TO BE DONE: Pull out every line with the word "title".

Entries with figure data:
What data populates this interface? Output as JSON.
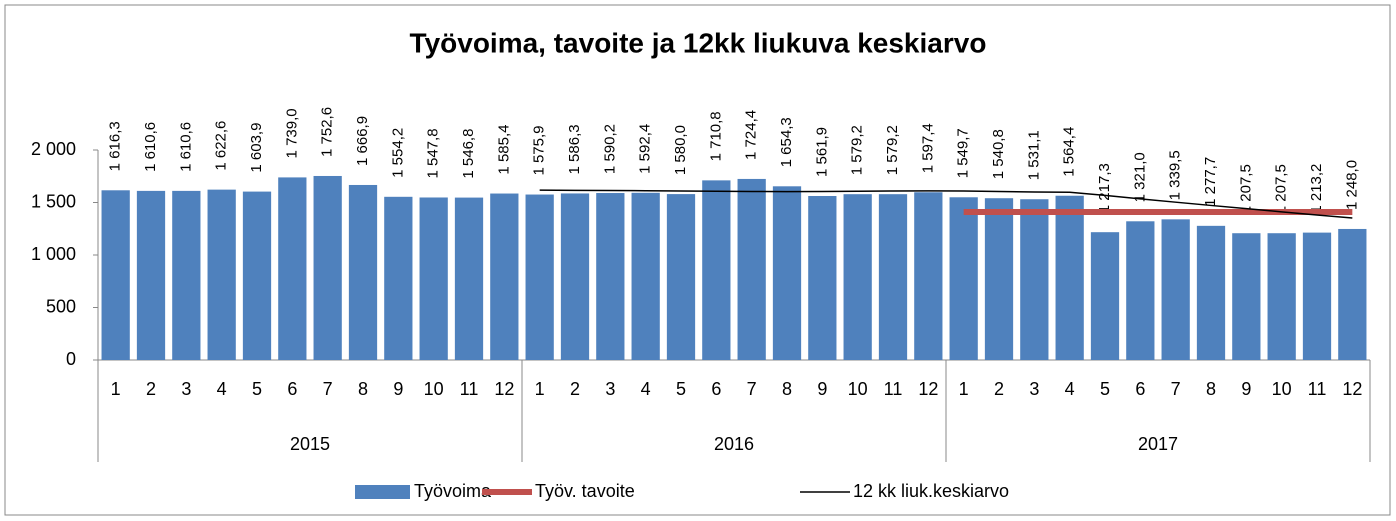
{
  "chart_data": {
    "type": "bar",
    "title": "Työvoima, tavoite ja 12kk liukuva keskiarvo",
    "categories": [
      "1",
      "2",
      "3",
      "4",
      "5",
      "6",
      "7",
      "8",
      "9",
      "10",
      "11",
      "12",
      "1",
      "2",
      "3",
      "4",
      "5",
      "6",
      "7",
      "8",
      "9",
      "10",
      "11",
      "12",
      "1",
      "2",
      "3",
      "4",
      "5",
      "6",
      "7",
      "8",
      "9",
      "10",
      "11",
      "12"
    ],
    "groups": [
      "2015",
      "2016",
      "2017"
    ],
    "ylim": [
      0,
      2000
    ],
    "yticks": [
      0,
      500,
      {
        "value": 1000,
        "label": "1 000"
      },
      {
        "value": 1500,
        "label": "1 500"
      },
      {
        "value": 2000,
        "label": "2 000"
      }
    ],
    "legend": "bottom",
    "series": [
      {
        "name": "Työvoima",
        "type": "bar",
        "color": "#4f81bd",
        "values": [
          1616.3,
          1610.6,
          1610.6,
          1622.6,
          1603.9,
          1739.0,
          1752.6,
          1666.9,
          1554.2,
          1547.8,
          1546.8,
          1585.4,
          1575.9,
          1586.3,
          1590.2,
          1592.4,
          1580.0,
          1710.8,
          1724.4,
          1654.3,
          1561.9,
          1579.2,
          1579.2,
          1597.4,
          1549.7,
          1540.8,
          1531.1,
          1564.4,
          1217.3,
          1321.0,
          1339.5,
          1277.7,
          1207.5,
          1207.5,
          1213.2,
          1248.0
        ],
        "value_labels": [
          "1 616,3",
          "1 610,6",
          "1 610,6",
          "1 622,6",
          "1 603,9",
          "1 739,0",
          "1 752,6",
          "1 666,9",
          "1 554,2",
          "1 547,8",
          "1 546,8",
          "1 585,4",
          "1 575,9",
          "1 586,3",
          "1 590,2",
          "1 592,4",
          "1 580,0",
          "1 710,8",
          "1 724,4",
          "1 654,3",
          "1 561,9",
          "1 579,2",
          "1 579,2",
          "1 597,4",
          "1 549,7",
          "1 540,8",
          "1 531,1",
          "1 564,4",
          "1 217,3",
          "1 321,0",
          "1 339,5",
          "1 277,7",
          "1 207,5",
          "1 207,5",
          "1 213,2",
          "1 248,0"
        ]
      },
      {
        "name": "Työv. tavoite",
        "type": "line",
        "color": "#c0504d",
        "values": [
          null,
          null,
          null,
          null,
          null,
          null,
          null,
          null,
          null,
          null,
          null,
          null,
          null,
          null,
          null,
          null,
          null,
          null,
          null,
          null,
          null,
          null,
          null,
          null,
          1410,
          1410,
          1410,
          1410,
          1410,
          1410,
          1410,
          1410,
          1410,
          1410,
          1410,
          1410
        ]
      },
      {
        "name": "12 kk liuk.keskiarvo",
        "type": "line",
        "color": "#000000",
        "values": [
          null,
          null,
          null,
          null,
          null,
          null,
          null,
          null,
          null,
          null,
          null,
          null,
          1618,
          1616,
          1614,
          1612,
          1610,
          1607,
          1605,
          1604,
          1605,
          1607,
          1610,
          1611,
          1609,
          1605,
          1600,
          1598,
          1568,
          1535,
          1503,
          1472,
          1442,
          1411,
          1381,
          1352
        ]
      }
    ]
  }
}
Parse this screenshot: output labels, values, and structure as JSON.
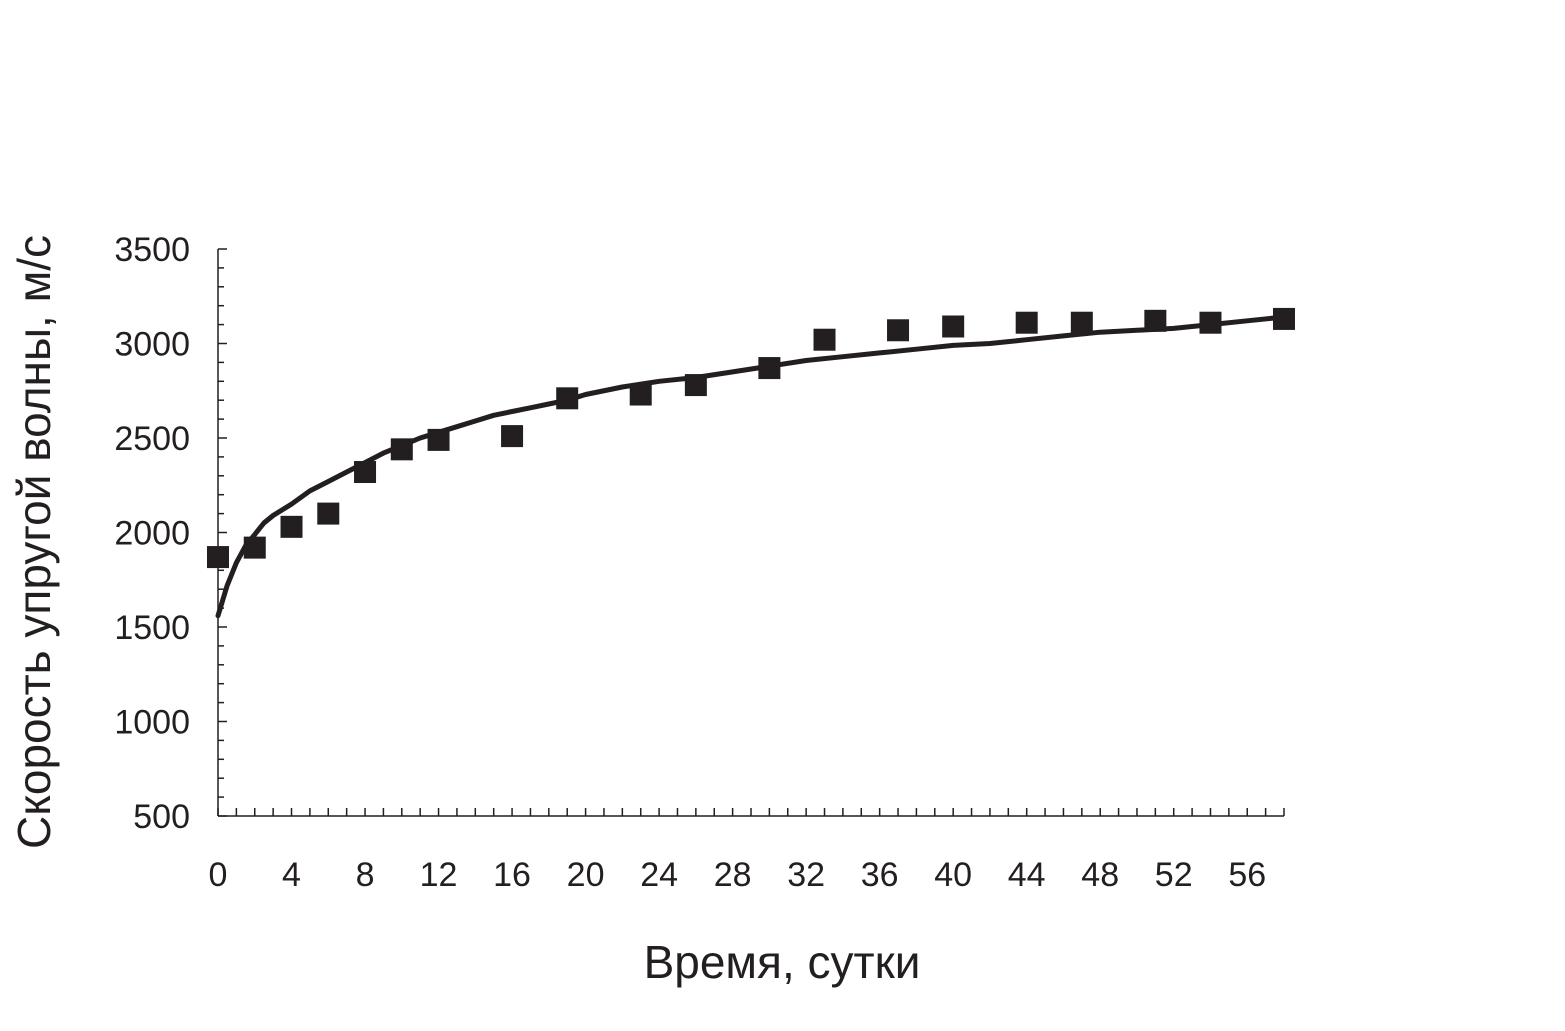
{
  "chart_data": {
    "type": "scatter",
    "title": "",
    "xlabel": "Время, сутки",
    "ylabel": "Скорость упругой волны, м/с",
    "xlim": [
      0,
      58
    ],
    "ylim": [
      500,
      3500
    ],
    "x_ticks": [
      0,
      4,
      8,
      12,
      16,
      20,
      24,
      28,
      32,
      36,
      40,
      44,
      48,
      52,
      56
    ],
    "y_ticks": [
      500,
      1000,
      1500,
      2000,
      2500,
      3000,
      3500
    ],
    "grid": false,
    "legend": "none",
    "colors": {
      "marks": "#231f20",
      "background": "#ffffff"
    },
    "series": [
      {
        "kind": "points",
        "marker": "square",
        "x": [
          0,
          2,
          4,
          6,
          8,
          10,
          12,
          16,
          19,
          23,
          26,
          30,
          33,
          37,
          40,
          44,
          47,
          51,
          54,
          58
        ],
        "y": [
          1870,
          1920,
          2030,
          2100,
          2320,
          2440,
          2490,
          2510,
          2710,
          2730,
          2780,
          2870,
          3020,
          3070,
          3090,
          3110,
          3110,
          3120,
          3110,
          3130
        ]
      },
      {
        "kind": "line",
        "x": [
          0,
          0.5,
          1,
          1.5,
          2,
          2.5,
          3,
          4,
          5,
          6,
          7,
          8,
          9,
          10,
          11,
          12,
          13,
          14,
          15,
          16,
          17,
          18,
          19,
          20,
          22,
          24,
          26,
          28,
          30,
          32,
          34,
          36,
          38,
          40,
          42,
          44,
          46,
          48,
          50,
          52,
          54,
          56,
          58
        ],
        "y": [
          1560,
          1720,
          1840,
          1930,
          1990,
          2050,
          2090,
          2150,
          2220,
          2270,
          2320,
          2370,
          2420,
          2460,
          2500,
          2530,
          2560,
          2590,
          2620,
          2640,
          2660,
          2680,
          2700,
          2730,
          2770,
          2800,
          2820,
          2850,
          2880,
          2910,
          2930,
          2950,
          2970,
          2990,
          3000,
          3020,
          3040,
          3060,
          3070,
          3080,
          3100,
          3120,
          3140
        ]
      }
    ]
  }
}
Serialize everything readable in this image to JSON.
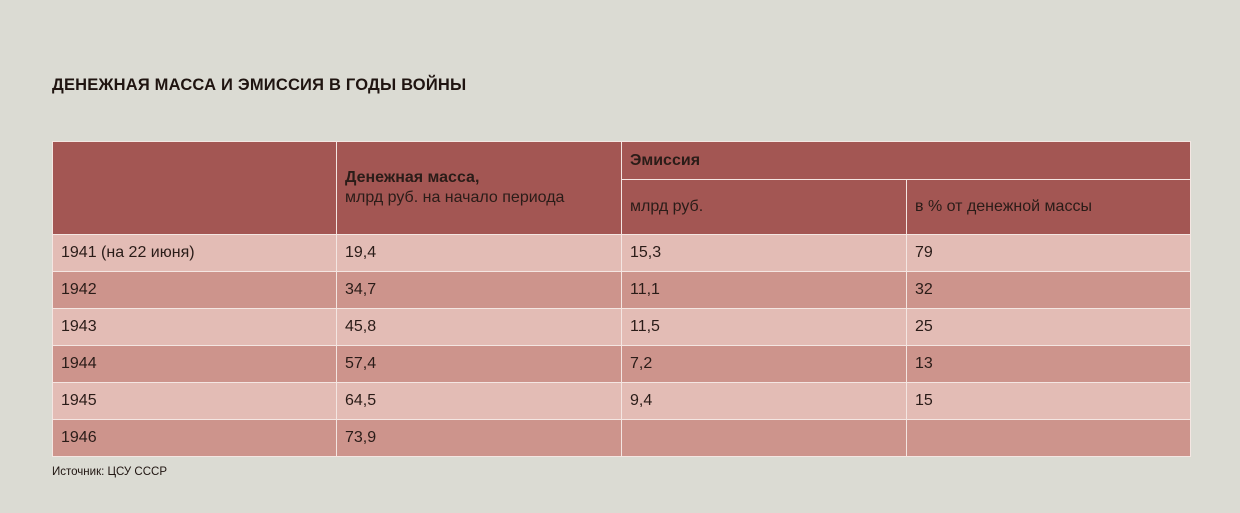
{
  "title": "ДЕНЕЖНАЯ МАССА И ЭМИССИЯ В ГОДЫ ВОЙНЫ",
  "table": {
    "headers": {
      "mass_main": "Денежная масса,",
      "mass_sub": "млрд руб. на начало периода",
      "emission_main": "Эмиссия",
      "emission_bn": "млрд руб.",
      "emission_pct": "в % от денежной массы"
    },
    "rows": [
      {
        "year": "1941 (на 22 июня)",
        "mass": "19,4",
        "emission": "15,3",
        "pct": "79"
      },
      {
        "year": "1942",
        "mass": "34,7",
        "emission": "11,1",
        "pct": "32"
      },
      {
        "year": "1943",
        "mass": "45,8",
        "emission": "11,5",
        "pct": "25"
      },
      {
        "year": "1944",
        "mass": "57,4",
        "emission": "7,2",
        "pct": "13"
      },
      {
        "year": "1945",
        "mass": "64,5",
        "emission": "9,4",
        "pct": "15"
      },
      {
        "year": "1946",
        "mass": "73,9",
        "emission": "",
        "pct": ""
      }
    ],
    "colors": {
      "header": "#a35653",
      "row_light": "#e3bcb5",
      "row_dark": "#cd948c",
      "background": "#dbdbd3"
    }
  },
  "source": "Источник: ЦСУ СССР"
}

CORRECT RESULT:
    "title": "Työvoima, tavoite ja 12kk liukuva keskiarvo",
    "title": "",
  "title": "ДЕНЕЖНАЯ МАССА И ЭМИССИЯ В ГОДЫ ВОЙНЫ",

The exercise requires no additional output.